EXERCISE DIRECTIONS: Give the number of lines in this listing that contain the word "marker", and nothing else.
* start DATA EXCERPTS *
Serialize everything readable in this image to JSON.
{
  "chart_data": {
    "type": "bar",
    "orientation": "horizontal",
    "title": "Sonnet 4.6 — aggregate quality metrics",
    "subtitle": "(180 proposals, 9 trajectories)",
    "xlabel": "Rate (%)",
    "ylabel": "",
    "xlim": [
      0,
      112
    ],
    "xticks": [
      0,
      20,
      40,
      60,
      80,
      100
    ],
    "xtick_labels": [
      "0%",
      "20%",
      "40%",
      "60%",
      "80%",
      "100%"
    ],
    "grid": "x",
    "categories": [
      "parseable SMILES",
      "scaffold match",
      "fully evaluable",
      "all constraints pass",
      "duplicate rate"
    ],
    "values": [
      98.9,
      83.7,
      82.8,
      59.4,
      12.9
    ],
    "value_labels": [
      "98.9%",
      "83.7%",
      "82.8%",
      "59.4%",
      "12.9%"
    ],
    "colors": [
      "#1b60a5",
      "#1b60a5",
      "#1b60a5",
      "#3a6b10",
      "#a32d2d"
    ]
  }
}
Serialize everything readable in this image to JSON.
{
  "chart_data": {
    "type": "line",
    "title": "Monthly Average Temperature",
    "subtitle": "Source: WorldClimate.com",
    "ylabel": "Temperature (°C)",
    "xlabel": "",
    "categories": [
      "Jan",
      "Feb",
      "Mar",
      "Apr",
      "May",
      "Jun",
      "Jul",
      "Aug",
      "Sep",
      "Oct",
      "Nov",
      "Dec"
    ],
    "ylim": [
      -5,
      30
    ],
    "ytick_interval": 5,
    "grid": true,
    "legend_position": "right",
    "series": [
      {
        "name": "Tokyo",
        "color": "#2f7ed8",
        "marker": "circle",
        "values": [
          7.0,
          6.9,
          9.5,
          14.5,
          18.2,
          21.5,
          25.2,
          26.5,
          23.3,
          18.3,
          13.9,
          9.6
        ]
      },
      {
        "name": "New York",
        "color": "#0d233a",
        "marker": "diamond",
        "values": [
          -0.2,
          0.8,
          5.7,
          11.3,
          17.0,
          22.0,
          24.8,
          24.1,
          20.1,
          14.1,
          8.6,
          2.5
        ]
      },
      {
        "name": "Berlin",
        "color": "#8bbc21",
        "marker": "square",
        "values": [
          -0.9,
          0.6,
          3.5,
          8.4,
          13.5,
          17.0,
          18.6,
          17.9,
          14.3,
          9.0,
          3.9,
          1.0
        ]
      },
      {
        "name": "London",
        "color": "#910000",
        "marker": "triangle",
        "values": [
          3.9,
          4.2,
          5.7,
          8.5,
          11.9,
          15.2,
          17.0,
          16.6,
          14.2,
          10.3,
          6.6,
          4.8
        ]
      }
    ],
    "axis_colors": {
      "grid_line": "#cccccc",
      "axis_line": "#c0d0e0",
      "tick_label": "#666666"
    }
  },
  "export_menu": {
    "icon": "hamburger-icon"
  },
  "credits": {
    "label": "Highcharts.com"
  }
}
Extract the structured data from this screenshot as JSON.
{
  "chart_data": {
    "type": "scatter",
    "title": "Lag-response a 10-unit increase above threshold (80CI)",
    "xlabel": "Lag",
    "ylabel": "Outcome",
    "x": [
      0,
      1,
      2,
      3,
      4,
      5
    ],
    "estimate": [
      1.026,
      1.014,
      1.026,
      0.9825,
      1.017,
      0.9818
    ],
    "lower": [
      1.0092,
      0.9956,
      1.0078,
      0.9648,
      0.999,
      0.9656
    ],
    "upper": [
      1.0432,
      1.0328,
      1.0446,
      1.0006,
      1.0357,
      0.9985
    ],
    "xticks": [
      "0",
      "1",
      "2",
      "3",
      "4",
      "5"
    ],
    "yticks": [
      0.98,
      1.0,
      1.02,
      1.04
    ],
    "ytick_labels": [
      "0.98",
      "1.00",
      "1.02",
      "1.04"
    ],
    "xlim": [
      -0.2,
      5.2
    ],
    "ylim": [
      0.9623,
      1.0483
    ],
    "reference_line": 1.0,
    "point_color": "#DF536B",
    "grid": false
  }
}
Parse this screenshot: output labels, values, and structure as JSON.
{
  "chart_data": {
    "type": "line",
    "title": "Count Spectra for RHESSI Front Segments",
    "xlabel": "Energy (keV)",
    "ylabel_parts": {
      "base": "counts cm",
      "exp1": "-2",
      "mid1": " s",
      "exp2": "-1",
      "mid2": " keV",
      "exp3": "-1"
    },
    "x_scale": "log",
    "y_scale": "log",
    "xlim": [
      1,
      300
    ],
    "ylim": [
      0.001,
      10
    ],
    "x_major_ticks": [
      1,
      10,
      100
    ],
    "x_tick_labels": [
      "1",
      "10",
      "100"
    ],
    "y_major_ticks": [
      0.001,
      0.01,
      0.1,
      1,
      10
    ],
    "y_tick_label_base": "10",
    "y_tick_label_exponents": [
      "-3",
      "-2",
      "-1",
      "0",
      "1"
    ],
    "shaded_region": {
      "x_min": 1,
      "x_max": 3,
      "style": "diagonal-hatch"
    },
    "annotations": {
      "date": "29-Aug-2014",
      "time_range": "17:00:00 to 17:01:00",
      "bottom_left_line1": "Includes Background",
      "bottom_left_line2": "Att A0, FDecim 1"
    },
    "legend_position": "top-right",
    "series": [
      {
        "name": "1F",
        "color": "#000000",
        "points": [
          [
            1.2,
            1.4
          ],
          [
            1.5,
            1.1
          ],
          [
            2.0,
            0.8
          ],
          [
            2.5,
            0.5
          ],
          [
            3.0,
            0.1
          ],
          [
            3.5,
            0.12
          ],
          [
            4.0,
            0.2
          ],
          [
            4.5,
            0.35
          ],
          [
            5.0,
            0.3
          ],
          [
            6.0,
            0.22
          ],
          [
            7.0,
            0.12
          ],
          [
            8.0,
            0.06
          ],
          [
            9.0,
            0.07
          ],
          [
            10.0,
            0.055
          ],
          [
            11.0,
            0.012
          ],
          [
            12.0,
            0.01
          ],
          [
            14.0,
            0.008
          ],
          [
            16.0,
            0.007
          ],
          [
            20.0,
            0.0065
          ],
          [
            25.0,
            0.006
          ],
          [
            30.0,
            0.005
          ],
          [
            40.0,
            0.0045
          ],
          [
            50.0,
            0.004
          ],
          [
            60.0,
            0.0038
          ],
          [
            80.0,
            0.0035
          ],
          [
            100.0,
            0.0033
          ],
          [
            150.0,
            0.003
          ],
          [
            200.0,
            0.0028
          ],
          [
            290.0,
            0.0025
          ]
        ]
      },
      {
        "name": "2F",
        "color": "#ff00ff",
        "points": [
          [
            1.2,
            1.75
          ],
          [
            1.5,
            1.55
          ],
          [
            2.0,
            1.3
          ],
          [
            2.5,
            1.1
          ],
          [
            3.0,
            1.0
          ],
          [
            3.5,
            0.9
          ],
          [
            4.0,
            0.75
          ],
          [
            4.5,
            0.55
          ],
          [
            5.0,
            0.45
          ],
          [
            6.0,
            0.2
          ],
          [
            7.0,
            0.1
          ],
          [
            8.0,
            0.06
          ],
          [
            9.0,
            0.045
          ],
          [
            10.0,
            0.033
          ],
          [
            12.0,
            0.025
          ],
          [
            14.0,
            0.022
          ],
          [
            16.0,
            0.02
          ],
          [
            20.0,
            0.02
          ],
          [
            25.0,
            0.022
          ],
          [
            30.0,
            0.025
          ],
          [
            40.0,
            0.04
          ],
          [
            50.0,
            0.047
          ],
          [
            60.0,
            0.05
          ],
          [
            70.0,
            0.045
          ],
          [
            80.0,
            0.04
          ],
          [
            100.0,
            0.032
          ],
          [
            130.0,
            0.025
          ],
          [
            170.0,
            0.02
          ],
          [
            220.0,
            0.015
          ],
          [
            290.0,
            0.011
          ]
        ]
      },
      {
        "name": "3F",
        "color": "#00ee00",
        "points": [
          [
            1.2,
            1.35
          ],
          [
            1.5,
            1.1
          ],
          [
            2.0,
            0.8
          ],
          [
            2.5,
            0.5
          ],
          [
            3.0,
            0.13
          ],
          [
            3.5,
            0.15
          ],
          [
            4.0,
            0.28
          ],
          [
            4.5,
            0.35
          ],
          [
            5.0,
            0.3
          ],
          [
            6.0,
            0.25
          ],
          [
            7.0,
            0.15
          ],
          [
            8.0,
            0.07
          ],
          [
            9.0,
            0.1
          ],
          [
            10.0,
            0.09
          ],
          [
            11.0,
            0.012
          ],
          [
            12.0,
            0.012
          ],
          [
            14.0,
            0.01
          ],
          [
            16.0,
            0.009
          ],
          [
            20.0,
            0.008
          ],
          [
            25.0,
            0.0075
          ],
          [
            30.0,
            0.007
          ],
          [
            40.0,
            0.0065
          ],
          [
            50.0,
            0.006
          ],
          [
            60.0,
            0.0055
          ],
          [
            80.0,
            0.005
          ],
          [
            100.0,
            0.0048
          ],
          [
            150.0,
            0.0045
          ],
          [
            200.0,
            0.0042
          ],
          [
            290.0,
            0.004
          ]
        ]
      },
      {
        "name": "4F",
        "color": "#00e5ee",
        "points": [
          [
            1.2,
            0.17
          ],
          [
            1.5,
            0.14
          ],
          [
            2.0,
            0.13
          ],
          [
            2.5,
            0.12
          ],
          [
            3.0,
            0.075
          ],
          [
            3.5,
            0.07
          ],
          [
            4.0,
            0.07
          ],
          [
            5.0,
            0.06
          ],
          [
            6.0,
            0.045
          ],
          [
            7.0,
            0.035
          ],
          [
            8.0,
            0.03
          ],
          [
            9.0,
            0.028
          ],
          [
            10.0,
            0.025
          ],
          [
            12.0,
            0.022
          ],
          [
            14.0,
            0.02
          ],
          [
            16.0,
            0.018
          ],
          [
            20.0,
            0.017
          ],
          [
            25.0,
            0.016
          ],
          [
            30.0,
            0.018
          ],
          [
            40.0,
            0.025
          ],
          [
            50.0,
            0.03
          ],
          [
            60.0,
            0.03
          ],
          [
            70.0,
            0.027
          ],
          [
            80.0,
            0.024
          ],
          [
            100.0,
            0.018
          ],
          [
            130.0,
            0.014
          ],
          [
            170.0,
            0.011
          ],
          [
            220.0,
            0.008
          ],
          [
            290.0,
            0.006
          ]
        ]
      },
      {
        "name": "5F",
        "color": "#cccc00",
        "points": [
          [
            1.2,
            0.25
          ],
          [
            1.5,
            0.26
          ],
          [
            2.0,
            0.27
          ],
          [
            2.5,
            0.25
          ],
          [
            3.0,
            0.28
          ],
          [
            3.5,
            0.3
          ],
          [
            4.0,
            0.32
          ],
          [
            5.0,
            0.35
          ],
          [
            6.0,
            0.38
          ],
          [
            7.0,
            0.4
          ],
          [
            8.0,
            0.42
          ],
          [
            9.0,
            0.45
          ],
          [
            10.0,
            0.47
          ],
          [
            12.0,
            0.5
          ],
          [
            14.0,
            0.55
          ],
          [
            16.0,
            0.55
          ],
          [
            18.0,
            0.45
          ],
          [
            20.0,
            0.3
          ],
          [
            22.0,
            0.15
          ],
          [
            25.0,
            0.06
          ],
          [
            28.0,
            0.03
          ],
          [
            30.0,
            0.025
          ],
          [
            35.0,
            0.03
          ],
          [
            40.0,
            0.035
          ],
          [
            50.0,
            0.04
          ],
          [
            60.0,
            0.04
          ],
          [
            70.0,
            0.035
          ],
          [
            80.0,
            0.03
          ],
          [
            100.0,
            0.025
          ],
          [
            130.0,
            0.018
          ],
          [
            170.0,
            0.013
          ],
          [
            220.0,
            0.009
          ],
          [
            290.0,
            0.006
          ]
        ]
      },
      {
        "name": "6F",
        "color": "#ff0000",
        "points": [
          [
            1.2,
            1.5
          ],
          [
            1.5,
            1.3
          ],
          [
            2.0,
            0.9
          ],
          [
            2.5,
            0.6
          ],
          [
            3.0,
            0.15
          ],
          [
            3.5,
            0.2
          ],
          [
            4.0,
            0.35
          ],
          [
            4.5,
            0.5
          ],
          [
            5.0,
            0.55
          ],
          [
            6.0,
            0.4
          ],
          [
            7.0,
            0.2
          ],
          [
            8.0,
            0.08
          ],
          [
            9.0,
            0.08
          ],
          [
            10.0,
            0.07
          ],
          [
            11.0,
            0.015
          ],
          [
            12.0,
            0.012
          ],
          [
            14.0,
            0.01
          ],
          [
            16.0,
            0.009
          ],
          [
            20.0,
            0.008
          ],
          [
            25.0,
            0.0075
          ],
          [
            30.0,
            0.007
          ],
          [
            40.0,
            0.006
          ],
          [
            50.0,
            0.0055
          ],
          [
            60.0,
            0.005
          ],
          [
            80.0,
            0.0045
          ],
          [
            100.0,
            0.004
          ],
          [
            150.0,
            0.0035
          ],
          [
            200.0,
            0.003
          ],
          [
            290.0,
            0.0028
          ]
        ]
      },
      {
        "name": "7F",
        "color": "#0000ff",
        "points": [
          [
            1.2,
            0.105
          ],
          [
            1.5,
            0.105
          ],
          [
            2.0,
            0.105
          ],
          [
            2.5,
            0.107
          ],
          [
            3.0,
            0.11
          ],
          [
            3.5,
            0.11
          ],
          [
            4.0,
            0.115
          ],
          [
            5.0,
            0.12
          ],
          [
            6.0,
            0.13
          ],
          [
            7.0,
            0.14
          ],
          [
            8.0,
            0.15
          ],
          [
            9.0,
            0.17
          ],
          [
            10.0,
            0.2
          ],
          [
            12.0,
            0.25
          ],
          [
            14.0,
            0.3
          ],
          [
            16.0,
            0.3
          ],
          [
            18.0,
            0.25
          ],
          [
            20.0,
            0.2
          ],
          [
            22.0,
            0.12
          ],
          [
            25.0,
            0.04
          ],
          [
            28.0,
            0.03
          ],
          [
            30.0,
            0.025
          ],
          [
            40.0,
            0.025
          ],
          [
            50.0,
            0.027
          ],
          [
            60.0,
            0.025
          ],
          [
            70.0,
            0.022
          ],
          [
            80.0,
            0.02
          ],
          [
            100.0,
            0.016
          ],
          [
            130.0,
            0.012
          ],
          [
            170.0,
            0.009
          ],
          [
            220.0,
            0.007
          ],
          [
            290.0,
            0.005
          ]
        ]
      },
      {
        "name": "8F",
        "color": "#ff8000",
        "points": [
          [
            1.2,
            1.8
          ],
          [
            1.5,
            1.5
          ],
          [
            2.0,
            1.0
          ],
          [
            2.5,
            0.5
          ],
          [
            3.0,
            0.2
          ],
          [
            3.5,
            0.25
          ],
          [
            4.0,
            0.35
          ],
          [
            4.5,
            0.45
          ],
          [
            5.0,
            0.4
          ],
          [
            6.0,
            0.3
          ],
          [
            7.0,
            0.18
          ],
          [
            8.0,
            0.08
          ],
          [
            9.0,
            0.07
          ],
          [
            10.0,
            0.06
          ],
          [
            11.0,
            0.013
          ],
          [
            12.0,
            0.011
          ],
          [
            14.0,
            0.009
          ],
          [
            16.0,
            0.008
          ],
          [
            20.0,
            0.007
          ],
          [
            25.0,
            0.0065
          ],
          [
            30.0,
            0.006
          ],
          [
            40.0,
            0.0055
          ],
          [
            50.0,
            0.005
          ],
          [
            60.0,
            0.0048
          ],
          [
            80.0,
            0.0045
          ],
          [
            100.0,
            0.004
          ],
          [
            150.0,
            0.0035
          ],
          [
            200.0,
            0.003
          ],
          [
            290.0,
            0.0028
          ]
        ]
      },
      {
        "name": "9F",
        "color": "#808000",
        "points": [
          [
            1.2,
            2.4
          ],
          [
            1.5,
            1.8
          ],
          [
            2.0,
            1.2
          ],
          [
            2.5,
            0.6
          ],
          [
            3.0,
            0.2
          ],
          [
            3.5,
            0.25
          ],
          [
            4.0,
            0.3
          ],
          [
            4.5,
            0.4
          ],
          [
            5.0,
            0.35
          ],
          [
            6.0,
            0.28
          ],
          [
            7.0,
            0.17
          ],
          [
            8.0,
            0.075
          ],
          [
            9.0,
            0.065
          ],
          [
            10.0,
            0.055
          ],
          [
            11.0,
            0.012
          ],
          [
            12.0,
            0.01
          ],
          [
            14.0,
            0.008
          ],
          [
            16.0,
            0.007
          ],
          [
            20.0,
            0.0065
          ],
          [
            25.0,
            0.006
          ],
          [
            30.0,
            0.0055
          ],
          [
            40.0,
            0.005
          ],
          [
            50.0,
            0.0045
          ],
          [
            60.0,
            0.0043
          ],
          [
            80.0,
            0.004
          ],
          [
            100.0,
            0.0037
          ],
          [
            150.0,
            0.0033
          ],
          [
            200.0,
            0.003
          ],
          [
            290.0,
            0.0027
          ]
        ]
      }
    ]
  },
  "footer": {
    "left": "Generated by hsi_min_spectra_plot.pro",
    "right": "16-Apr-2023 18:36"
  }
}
* end DATA EXCERPTS *
RESULT FOR THIS TASK: 4